+++ TRECHO DA PÁGINA
Foto: Mateus Pereira/GOVBA
Secretário James Correia (esq.) e o governador Jaques Wagner dão o "de acordo" no anúncio de investimento da Tecsis
Com a ainstalação de uma fábrica de pás e acessórios para geração de energia eólica em Camaçari, na Região Metropolitana de Salvador, a Bahia amplia a sua capacidade e completa a cadeia produtiva do setor.
O anúncio foi feito na tarde desta terça-feira (23.04), na Governadoria, com as presenças do governador Jaques Wagner, do secretário da Indústria, Comércio e Mineração, James Correia, e de diretores da fabricante Tecsis, uma das líderes mundiais na fabricação de pás.
A planta industrial terá investimentos de R$ 200 milhões e vai gerar 1,8 mil empregos diretos. Quando estiver operando com sua capacidade toral, a fábrica vai gerar cerca de 6 mil empregos diretos.
Osecretário James Correia destaca que a fábrica consolida a posição do estado como maior polo brasileiro de investimentos em energia eólica, com um significativo potencial neste ramo energético, com capacidade estimada em 14,5 GW para uma altura de 70m – 10,1% do potencial nacional.
Além da Tecsis, Alstom, Gamesa e Acciona já contam com unidades na Bahia, que em maio terá a inauguração de uma fábrica da Torrebras.
++++++
+++ INFORMAÇÕES FORNECIDAS
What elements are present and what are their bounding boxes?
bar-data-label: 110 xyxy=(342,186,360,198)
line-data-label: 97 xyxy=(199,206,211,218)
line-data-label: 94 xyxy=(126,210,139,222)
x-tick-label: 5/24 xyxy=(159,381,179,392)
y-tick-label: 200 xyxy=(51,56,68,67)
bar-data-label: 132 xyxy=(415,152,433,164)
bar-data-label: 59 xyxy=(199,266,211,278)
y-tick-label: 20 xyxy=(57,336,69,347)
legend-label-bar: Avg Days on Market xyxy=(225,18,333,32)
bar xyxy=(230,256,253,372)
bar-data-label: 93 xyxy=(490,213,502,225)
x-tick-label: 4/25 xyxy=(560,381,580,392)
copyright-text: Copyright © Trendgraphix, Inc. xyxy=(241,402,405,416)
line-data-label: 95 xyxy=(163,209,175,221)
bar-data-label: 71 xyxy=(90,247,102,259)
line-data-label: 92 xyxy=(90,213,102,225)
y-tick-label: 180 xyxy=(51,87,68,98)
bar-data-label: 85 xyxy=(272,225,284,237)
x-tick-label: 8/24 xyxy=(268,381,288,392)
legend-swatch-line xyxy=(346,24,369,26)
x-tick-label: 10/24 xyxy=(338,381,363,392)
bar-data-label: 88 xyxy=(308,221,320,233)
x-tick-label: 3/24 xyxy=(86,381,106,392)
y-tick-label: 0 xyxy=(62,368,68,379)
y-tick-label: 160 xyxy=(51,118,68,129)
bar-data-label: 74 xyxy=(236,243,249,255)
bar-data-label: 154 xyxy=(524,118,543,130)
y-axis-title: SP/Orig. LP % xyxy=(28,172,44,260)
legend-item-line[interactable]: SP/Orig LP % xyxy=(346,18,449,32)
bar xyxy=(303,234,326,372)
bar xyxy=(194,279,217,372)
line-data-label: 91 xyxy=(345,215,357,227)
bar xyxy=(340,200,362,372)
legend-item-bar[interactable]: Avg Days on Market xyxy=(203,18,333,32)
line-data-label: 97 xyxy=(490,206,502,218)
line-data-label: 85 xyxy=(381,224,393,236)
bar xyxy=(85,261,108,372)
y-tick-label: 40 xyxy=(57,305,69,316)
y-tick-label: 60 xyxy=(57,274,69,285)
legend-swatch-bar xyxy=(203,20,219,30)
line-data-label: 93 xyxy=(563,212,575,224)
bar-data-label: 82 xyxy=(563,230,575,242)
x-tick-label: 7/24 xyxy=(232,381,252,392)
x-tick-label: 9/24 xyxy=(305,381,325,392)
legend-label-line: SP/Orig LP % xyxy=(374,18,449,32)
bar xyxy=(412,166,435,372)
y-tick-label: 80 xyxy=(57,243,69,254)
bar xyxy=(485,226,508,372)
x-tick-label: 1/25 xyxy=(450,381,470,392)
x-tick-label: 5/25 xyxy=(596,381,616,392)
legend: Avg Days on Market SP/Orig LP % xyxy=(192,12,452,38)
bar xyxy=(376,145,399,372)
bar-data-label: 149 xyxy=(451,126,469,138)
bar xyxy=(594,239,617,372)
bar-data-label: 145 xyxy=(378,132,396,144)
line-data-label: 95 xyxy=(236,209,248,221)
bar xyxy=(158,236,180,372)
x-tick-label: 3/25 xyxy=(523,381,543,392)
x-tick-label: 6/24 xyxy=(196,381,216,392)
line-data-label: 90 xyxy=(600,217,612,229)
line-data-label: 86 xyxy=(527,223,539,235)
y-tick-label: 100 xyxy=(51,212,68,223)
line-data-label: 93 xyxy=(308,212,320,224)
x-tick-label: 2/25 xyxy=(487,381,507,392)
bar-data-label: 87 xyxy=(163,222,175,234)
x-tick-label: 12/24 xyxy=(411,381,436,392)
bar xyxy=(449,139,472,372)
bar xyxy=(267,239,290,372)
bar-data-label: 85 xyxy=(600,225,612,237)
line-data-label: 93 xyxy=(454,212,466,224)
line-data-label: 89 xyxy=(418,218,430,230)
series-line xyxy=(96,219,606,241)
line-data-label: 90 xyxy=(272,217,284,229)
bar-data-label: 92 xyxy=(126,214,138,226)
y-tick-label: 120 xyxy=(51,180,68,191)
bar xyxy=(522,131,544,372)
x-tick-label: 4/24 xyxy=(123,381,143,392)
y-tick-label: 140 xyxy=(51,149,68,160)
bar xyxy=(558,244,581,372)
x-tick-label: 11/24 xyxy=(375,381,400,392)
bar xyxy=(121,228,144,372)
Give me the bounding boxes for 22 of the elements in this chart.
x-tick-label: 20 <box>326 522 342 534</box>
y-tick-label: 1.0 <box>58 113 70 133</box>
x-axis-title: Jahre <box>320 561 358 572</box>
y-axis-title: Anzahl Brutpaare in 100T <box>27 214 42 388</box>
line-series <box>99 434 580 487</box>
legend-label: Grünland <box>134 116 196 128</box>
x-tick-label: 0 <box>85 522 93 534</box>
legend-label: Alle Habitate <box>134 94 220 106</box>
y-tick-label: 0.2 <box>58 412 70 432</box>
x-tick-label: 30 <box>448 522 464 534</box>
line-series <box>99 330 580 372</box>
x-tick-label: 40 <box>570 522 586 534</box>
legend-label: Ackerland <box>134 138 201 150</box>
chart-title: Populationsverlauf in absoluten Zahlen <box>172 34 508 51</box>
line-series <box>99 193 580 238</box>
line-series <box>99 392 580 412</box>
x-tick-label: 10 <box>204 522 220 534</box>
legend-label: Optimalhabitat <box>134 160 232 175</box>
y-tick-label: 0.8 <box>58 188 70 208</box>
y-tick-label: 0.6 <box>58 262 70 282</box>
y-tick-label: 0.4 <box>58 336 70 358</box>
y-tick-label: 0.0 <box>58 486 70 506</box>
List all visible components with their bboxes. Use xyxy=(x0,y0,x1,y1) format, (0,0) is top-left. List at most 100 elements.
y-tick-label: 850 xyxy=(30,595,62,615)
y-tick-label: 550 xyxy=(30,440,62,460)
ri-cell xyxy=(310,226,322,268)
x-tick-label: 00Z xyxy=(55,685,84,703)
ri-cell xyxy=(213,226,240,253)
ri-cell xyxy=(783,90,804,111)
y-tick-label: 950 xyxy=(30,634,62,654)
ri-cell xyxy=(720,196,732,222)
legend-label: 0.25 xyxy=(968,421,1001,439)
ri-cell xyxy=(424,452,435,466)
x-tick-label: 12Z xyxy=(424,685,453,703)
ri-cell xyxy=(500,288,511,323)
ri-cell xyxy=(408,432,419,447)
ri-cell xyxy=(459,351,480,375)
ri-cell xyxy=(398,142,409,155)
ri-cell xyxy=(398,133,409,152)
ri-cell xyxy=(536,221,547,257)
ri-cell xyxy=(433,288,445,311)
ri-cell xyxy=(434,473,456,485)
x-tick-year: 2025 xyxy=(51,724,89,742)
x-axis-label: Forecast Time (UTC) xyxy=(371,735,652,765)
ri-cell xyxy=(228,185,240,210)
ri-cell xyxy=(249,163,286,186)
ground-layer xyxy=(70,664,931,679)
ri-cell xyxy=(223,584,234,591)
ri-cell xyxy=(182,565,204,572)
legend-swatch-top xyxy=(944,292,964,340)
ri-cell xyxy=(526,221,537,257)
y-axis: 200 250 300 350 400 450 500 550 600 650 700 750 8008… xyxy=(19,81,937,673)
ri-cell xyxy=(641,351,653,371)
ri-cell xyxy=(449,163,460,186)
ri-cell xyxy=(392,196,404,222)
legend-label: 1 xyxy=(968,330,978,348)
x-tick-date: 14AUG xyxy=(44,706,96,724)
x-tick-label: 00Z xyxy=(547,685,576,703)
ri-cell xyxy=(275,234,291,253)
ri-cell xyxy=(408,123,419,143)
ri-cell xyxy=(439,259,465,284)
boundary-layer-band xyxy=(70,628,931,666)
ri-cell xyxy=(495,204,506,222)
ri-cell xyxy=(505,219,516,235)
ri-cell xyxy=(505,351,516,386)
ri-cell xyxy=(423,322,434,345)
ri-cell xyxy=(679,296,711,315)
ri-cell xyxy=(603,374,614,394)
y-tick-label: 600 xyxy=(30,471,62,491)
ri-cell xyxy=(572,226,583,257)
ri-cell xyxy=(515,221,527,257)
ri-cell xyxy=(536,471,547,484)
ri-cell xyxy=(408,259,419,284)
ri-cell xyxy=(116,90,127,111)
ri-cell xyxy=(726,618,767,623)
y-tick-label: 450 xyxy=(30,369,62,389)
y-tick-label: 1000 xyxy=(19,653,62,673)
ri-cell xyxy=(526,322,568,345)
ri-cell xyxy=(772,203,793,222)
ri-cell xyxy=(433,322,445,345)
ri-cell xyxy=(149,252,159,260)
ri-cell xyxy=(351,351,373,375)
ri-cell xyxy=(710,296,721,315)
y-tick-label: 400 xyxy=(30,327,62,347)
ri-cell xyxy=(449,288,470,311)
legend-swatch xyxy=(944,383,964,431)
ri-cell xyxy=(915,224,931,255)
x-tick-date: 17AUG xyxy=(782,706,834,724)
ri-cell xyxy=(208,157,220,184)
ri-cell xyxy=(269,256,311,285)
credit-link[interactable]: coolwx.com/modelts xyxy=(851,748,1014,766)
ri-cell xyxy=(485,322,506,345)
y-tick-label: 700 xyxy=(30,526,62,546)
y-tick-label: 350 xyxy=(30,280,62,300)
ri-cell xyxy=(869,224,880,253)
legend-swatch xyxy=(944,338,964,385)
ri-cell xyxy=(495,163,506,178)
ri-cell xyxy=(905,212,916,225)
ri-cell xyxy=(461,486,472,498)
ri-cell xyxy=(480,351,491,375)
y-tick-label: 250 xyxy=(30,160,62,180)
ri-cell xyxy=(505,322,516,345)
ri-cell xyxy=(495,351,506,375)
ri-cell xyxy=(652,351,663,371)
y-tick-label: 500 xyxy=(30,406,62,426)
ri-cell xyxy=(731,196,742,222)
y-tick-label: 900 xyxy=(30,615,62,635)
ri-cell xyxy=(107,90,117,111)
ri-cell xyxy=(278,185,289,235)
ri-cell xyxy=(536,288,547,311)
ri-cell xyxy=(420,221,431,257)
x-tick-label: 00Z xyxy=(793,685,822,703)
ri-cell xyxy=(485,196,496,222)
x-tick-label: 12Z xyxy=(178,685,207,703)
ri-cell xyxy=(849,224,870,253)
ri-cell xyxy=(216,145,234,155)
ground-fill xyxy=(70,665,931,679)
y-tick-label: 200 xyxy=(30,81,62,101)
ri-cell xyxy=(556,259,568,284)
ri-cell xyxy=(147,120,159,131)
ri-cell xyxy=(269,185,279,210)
++++++
* [TAREFAS A REALIZAR]:
A – Diga se cada afirmação abaixo está de acordo com a notícia sobre a fábrica da Tecsis em Camaçari, respondendo sim ou não e citando as palavras da notícia que decidem: (i) o anúncio foi feito na Governadoria; (ii) a fábrica da Torrebras já funciona na Bahia; (iii) a planta industrial da Tecsis terá investimentos de R$ 200 milhões.
B – Prossiga a notícia sobre a fábrica da Tecsis em Camaçari a partir da última frase.

* [RESPOSTAS EM ORDEM]:
A –
(i) Sim: "na Governadoria".
(ii) Não: "que em maio terá a inauguração de uma fábrica da Torrebras".
(iii) Sim: "A planta industrial terá investimentos de R$ 200 milhões".

B –
De acordo com o presidente do conselho de administração da empresa, Pércio de Souza, além de abastecer os parques eólicos do estado, a meta é atender o mercado de exportação.
Do Brasil para o mundo - Fundada em 1995, em Sorocaba (SP), a Tecsisi sempre atuou no setor eólico, se tornando fornecedora de pás para os principais fabricantes do mundo. Atualmente, a companhia se destaca pela sua atuação no segmento de pás e também na área de equipamentos para ventilação.
Estima-se que a companhia tenha produzido mais de 12 mil pás eólicas, encontradas facilmente nos mercados europeu e dos Estados Unidos.
A empresa é a principal fornecedora de pás para a General Electric (GE), além de ser fornecedora da Alston e da Gamesa, empresas que já possuem fábricas na Bahia
Apesar de ser uma empresa nacional, a Tecsis passou a produzir para o mercado brasileiro apenas recentemente e, com a expansão do uso da energia eólica no Brasil a partir dos leilões.